◆ Task
Reproduce the following passage on sixteenth-century English spelling word for word.

◆ Extract to read
Robert Dudley spelled his name, carved in wood in a prison tower, as Robard Dudle. No rules, only a bit of agreement. But it served a small country, a few million, where things moved slowly by horse and foot and the mails were even slower than ours. Nobody seemed to mind the deciphering that had to be done when anything was read. In the face of this, our own too rigid agreements begin to take on a lot better light.

Let me quote two segments straight from the 16th-century originals. First, a fanciful picture of Henry VIII and his royal successors, with rhyming verse along the bottom. Here's Henry:

---------

Behoulde the figure of a royall Kinge, One whome tweet victory euer did attende: From euery part wher he his power did bringe He homeward brought yeConquest in yeend And when yefates his vitall thred had spunne: He gaue his glory to a Vertuous Sunne.

----------

That is, he gave his glory to a son, Edward VI, who died at 16.

Considering 450 years have passed, the language is easily understandable.

The spelling is not. The communication is slow, even from the very center of British Civilization, the city of London.

◆ Rows
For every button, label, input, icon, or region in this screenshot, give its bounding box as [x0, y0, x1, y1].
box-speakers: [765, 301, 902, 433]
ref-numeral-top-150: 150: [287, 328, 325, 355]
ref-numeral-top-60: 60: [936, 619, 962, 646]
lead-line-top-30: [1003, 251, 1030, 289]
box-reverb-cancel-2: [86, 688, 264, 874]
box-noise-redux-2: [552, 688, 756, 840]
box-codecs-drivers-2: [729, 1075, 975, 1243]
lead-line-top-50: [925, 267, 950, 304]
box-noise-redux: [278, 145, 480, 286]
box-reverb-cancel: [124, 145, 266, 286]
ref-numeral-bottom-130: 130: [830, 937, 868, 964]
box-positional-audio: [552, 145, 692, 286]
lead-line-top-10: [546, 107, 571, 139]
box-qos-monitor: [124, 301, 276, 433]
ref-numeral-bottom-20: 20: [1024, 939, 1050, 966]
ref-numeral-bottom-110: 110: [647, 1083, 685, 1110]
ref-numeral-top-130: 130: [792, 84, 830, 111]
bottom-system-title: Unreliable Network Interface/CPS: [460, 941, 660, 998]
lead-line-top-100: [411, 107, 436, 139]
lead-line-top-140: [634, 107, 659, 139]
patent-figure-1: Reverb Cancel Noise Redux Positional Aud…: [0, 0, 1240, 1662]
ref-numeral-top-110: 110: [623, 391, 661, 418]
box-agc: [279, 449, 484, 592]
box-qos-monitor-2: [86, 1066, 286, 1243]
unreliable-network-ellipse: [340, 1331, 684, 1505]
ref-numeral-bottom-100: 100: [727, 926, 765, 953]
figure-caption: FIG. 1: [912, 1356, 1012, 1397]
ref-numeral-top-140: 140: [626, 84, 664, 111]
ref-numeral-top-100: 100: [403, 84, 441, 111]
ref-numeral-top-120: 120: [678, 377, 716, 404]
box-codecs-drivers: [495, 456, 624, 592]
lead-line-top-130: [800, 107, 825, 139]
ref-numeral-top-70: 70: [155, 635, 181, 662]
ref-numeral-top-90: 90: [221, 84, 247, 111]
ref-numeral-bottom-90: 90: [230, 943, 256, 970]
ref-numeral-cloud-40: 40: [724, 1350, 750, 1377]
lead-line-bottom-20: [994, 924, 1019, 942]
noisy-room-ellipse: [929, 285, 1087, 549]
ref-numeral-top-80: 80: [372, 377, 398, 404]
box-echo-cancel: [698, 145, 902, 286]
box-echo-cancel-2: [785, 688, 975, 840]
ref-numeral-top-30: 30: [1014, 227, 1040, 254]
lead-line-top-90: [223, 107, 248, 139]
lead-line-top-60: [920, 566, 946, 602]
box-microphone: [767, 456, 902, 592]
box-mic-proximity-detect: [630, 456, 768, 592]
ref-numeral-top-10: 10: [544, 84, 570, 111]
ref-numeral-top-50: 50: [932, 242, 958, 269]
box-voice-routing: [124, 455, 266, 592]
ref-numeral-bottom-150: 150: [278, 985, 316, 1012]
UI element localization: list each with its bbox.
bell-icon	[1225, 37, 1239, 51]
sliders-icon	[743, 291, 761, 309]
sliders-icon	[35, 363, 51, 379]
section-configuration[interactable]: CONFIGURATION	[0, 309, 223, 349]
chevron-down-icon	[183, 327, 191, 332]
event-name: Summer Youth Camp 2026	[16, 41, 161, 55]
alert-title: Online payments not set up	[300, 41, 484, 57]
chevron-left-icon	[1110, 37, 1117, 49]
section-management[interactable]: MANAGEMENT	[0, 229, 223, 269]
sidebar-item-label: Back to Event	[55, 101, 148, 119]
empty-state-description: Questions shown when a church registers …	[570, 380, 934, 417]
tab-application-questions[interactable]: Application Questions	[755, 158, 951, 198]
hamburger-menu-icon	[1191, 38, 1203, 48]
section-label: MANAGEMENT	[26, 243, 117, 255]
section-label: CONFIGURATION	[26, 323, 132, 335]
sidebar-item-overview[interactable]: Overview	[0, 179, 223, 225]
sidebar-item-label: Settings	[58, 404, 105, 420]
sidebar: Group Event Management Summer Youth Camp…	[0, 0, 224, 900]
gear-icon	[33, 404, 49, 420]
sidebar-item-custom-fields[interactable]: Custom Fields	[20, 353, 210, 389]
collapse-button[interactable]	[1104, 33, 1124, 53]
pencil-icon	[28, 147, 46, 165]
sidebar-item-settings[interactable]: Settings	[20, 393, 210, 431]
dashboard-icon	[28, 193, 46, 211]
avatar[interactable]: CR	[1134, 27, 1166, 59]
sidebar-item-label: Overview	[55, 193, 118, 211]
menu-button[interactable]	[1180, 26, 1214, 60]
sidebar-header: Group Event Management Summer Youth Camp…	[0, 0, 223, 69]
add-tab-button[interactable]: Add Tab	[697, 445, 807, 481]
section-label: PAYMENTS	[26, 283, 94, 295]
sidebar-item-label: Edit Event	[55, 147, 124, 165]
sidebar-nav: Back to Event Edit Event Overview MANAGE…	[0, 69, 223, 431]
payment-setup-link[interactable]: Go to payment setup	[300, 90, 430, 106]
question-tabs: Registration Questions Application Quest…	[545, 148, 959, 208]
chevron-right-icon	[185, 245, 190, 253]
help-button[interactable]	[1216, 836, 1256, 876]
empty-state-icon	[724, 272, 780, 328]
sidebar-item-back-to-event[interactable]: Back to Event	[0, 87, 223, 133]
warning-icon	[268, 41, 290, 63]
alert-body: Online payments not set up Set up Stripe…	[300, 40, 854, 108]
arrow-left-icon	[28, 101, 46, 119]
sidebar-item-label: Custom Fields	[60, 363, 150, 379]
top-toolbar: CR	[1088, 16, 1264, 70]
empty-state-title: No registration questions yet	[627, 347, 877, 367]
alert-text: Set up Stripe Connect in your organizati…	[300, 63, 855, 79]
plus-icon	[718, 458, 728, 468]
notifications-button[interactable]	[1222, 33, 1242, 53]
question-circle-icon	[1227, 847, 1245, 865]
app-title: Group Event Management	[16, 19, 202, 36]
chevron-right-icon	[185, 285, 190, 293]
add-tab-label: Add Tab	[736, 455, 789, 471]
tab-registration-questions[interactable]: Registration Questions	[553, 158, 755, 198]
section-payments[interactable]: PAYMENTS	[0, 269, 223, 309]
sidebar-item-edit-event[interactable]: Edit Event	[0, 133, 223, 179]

◆ Solved problem
Robert Dudley spelled his name, carved in wood in a prison tower, as Robard Dudle. No rules, only a bit of agreement. But it served a small country, a few million, where things moved slowly by horse and foot and the mails were even slower than ours. Nobody seemed to mind the deciphering that had to be done when anything was read. In the face of this, our own too rigid agreements begin to take on a lot better light.

Let me quote two segments straight from the 16th-century originals. First, a fanciful picture of Henry VIII and his royal successors, with rhyming verse along the bottom. Here's Henry:

---------

Behoulde the figure of a royall Kinge, One whome tweet victory euer did attende: From euery part wher he his power did bringe He homeward brought yeConquest in yeend And when yefates his vitall thred had spunne: He gaue his glory to a Vertuous Sunne.

----------

That is, he gave his glory to a son, Edward VI, who died at 16.

Considering 450 years have passed, the language is easily understandable.

The spelling is not. The communication is slow, even from the very center of British Civilization, the city of London.